### Work instructions
Copy out every line of the entries below verbatim, omitting the pictures.
= = = = = = =
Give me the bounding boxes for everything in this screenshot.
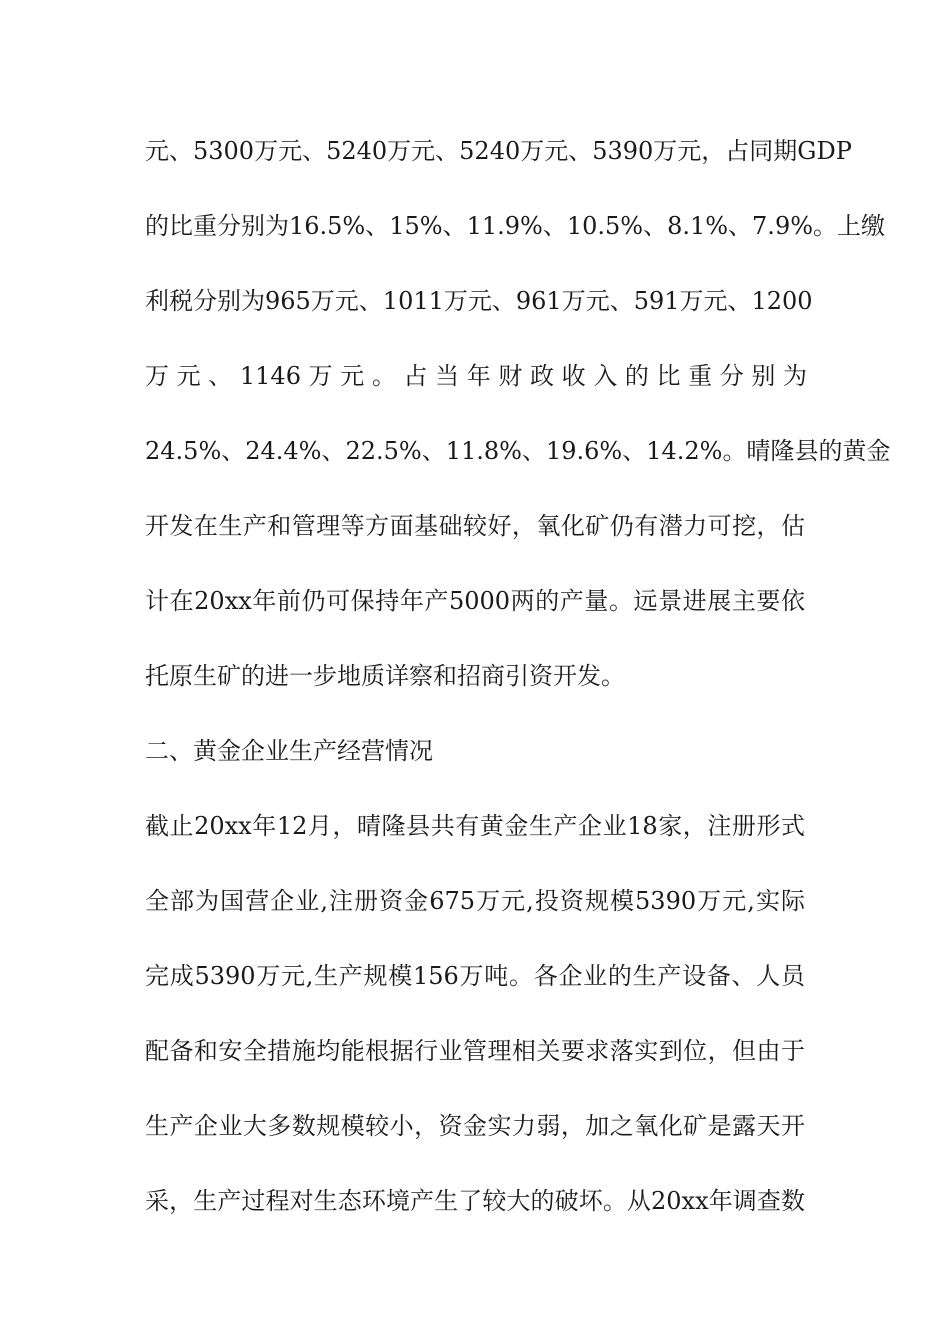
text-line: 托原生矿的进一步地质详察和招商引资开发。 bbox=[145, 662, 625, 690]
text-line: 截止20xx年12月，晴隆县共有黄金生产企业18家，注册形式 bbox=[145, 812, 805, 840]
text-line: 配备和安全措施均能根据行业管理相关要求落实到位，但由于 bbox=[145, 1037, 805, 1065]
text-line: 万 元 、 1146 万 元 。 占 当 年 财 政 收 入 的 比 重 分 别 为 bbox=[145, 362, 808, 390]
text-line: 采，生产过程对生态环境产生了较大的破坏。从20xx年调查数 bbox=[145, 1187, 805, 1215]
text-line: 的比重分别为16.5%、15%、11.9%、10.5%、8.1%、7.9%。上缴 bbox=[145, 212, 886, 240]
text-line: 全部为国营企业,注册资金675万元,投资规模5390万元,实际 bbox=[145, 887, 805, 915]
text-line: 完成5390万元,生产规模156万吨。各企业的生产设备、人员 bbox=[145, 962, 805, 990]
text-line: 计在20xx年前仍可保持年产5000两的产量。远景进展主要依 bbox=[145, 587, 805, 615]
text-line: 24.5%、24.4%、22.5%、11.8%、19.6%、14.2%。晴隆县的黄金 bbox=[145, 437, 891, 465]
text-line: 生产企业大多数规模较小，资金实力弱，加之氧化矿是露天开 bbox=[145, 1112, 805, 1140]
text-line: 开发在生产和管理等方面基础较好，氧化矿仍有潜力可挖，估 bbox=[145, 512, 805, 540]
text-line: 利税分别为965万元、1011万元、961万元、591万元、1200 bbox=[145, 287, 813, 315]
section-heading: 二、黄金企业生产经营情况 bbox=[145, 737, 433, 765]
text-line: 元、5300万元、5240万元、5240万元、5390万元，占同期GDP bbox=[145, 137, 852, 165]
= = = = = = =
### In response
Give me the bounding boxes for everything in this screenshot.
text-line: 托原生矿的进一步地质详察和招商引资开发。 bbox=[145, 662, 625, 690]
text-line: 截止20xx年12月，晴隆县共有黄金生产企业18家，注册形式 bbox=[145, 812, 805, 840]
text-line: 配备和安全措施均能根据行业管理相关要求落实到位，但由于 bbox=[145, 1037, 805, 1065]
text-line: 万 元 、 1146 万 元 。 占 当 年 财 政 收 入 的 比 重 分 别 为 bbox=[145, 362, 808, 390]
text-line: 采，生产过程对生态环境产生了较大的破坏。从20xx年调查数 bbox=[145, 1187, 805, 1215]
text-line: 的比重分别为16.5%、15%、11.9%、10.5%、8.1%、7.9%。上缴 bbox=[145, 212, 886, 240]
text-line: 全部为国营企业,注册资金675万元,投资规模5390万元,实际 bbox=[145, 887, 805, 915]
text-line: 完成5390万元,生产规模156万吨。各企业的生产设备、人员 bbox=[145, 962, 805, 990]
text-line: 计在20xx年前仍可保持年产5000两的产量。远景进展主要依 bbox=[145, 587, 805, 615]
text-line: 24.5%、24.4%、22.5%、11.8%、19.6%、14.2%。晴隆县的黄金 bbox=[145, 437, 891, 465]
text-line: 生产企业大多数规模较小，资金实力弱，加之氧化矿是露天开 bbox=[145, 1112, 805, 1140]
text-line: 开发在生产和管理等方面基础较好，氧化矿仍有潜力可挖，估 bbox=[145, 512, 805, 540]
text-line: 利税分别为965万元、1011万元、961万元、591万元、1200 bbox=[145, 287, 813, 315]
section-heading: 二、黄金企业生产经营情况 bbox=[145, 737, 433, 765]
text-line: 元、5300万元、5240万元、5240万元、5390万元，占同期GDP bbox=[145, 137, 852, 165]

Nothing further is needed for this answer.